- _Exercise requirements_: Would you return the complete listing below word for word?

- _Exercise data_:
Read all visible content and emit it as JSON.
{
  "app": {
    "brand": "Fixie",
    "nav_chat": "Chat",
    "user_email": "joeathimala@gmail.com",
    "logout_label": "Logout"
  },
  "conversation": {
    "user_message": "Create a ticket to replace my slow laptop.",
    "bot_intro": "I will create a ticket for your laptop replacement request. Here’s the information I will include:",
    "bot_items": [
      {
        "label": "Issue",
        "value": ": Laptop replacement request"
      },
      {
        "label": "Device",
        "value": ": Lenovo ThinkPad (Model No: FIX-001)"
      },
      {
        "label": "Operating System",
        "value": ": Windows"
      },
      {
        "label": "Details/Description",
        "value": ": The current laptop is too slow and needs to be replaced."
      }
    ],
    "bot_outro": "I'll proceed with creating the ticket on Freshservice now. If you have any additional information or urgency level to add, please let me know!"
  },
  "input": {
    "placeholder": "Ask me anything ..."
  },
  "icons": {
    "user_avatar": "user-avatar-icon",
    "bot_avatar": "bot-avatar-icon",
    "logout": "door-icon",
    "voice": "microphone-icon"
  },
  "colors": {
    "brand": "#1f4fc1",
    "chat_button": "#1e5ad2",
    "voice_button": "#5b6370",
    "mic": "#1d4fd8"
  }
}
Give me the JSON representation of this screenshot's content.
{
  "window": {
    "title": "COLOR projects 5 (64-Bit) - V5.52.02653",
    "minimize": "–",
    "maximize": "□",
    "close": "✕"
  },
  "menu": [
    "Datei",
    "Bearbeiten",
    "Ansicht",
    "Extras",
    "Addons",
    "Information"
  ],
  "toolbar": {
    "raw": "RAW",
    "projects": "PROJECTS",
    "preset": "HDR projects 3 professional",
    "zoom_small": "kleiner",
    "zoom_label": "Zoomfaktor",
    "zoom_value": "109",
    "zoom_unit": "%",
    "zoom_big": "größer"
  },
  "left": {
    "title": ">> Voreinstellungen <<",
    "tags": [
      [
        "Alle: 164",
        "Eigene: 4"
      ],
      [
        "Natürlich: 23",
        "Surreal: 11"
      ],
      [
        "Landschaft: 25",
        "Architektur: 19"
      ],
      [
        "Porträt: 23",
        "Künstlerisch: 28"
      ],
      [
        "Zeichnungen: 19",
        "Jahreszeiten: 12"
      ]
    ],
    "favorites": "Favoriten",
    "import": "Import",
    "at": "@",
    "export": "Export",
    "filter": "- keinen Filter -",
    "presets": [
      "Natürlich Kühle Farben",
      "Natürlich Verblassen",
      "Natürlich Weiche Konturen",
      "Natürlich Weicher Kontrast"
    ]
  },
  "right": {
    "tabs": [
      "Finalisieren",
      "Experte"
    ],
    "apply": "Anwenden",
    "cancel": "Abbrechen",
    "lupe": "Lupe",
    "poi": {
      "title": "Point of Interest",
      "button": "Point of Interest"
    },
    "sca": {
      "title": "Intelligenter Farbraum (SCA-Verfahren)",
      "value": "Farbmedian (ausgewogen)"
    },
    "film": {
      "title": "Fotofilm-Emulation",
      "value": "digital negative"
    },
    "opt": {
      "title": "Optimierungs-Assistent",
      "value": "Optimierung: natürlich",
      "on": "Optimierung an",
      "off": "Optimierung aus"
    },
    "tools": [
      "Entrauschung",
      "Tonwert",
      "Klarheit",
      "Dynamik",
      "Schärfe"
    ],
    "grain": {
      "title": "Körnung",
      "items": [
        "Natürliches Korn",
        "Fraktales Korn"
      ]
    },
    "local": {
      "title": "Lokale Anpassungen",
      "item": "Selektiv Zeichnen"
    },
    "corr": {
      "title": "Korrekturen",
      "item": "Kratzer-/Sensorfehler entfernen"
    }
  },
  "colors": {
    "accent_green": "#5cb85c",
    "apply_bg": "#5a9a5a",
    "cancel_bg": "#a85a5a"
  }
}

- _The reply_:
Read all visible content and emit it as JSON.
{
  "app": {
    "brand": "Fixie",
    "nav_chat": "Chat",
    "user_email": "joeathimala@gmail.com",
    "logout_label": "Logout"
  },
  "conversation": {
    "user_message": "Create a ticket to replace my slow laptop.",
    "bot_intro": "I will create a ticket for your laptop replacement request. Here’s the information I will include:",
    "bot_items": [
      {
        "label": "Issue",
        "value": ": Laptop replacement request"
      },
      {
        "label": "Device",
        "value": ": Lenovo ThinkPad (Model No: FIX-001)"
      },
      {
        "label": "Operating System",
        "value": ": Windows"
      },
      {
        "label": "Details/Description",
        "value": ": The current laptop is too slow and needs to be replaced."
      }
    ],
    "bot_outro": "I'll proceed with creating the ticket on Freshservice now. If you have any additional information or urgency level to add, please let me know!"
  },
  "input": {
    "placeholder": "Ask me anything ..."
  },
  "icons": {
    "user_avatar": "user-avatar-icon",
    "bot_avatar": "bot-avatar-icon",
    "logout": "door-icon",
    "voice": "microphone-icon"
  },
  "colors": {
    "brand": "#1f4fc1",
    "chat_button": "#1e5ad2",
    "voice_button": "#5b6370",
    "mic": "#1d4fd8"
  }
}
Give me the JSON representation of this screenshot's content.
{
  "window": {
    "title": "COLOR projects 5 (64-Bit) - V5.52.02653",
    "minimize": "–",
    "maximize": "□",
    "close": "✕"
  },
  "menu": [
    "Datei",
    "Bearbeiten",
    "Ansicht",
    "Extras",
    "Addons",
    "Information"
  ],
  "toolbar": {
    "raw": "RAW",
    "projects": "PROJECTS",
    "preset": "HDR projects 3 professional",
    "zoom_small": "kleiner",
    "zoom_label": "Zoomfaktor",
    "zoom_value": "109",
    "zoom_unit": "%",
    "zoom_big": "größer"
  },
  "left": {
    "title": ">> Voreinstellungen <<",
    "tags": [
      [
        "Alle: 164",
        "Eigene: 4"
      ],
      [
        "Natürlich: 23",
        "Surreal: 11"
      ],
      [
        "Landschaft: 25",
        "Architektur: 19"
      ],
      [
        "Porträt: 23",
        "Künstlerisch: 28"
      ],
      [
        "Zeichnungen: 19",
        "Jahreszeiten: 12"
      ]
    ],
    "favorites": "Favoriten",
    "import": "Import",
    "at": "@",
    "export": "Export",
    "filter": "- keinen Filter -",
    "presets": [
      "Natürlich Kühle Farben",
      "Natürlich Verblassen",
      "Natürlich Weiche Konturen",
      "Natürlich Weicher Kontrast"
    ]
  },
  "right": {
    "tabs": [
      "Finalisieren",
      "Experte"
    ],
    "apply": "Anwenden",
    "cancel": "Abbrechen",
    "lupe": "Lupe",
    "poi": {
      "title": "Point of Interest",
      "button": "Point of Interest"
    },
    "sca": {
      "title": "Intelligenter Farbraum (SCA-Verfahren)",
      "value": "Farbmedian (ausgewogen)"
    },
    "film": {
      "title": "Fotofilm-Emulation",
      "value": "digital negative"
    },
    "opt": {
      "title": "Optimierungs-Assistent",
      "value": "Optimierung: natürlich",
      "on": "Optimierung an",
      "off": "Optimierung aus"
    },
    "tools": [
      "Entrauschung",
      "Tonwert",
      "Klarheit",
      "Dynamik",
      "Schärfe"
    ],
    "grain": {
      "title": "Körnung",
      "items": [
        "Natürliches Korn",
        "Fraktales Korn"
      ]
    },
    "local": {
      "title": "Lokale Anpassungen",
      "item": "Selektiv Zeichnen"
    },
    "corr": {
      "title": "Korrekturen",
      "item": "Kratzer-/Sensorfehler entfernen"
    }
  },
  "colors": {
    "accent_green": "#5cb85c",
    "apply_bg": "#5a9a5a",
    "cancel_bg": "#a85a5a"
  }
}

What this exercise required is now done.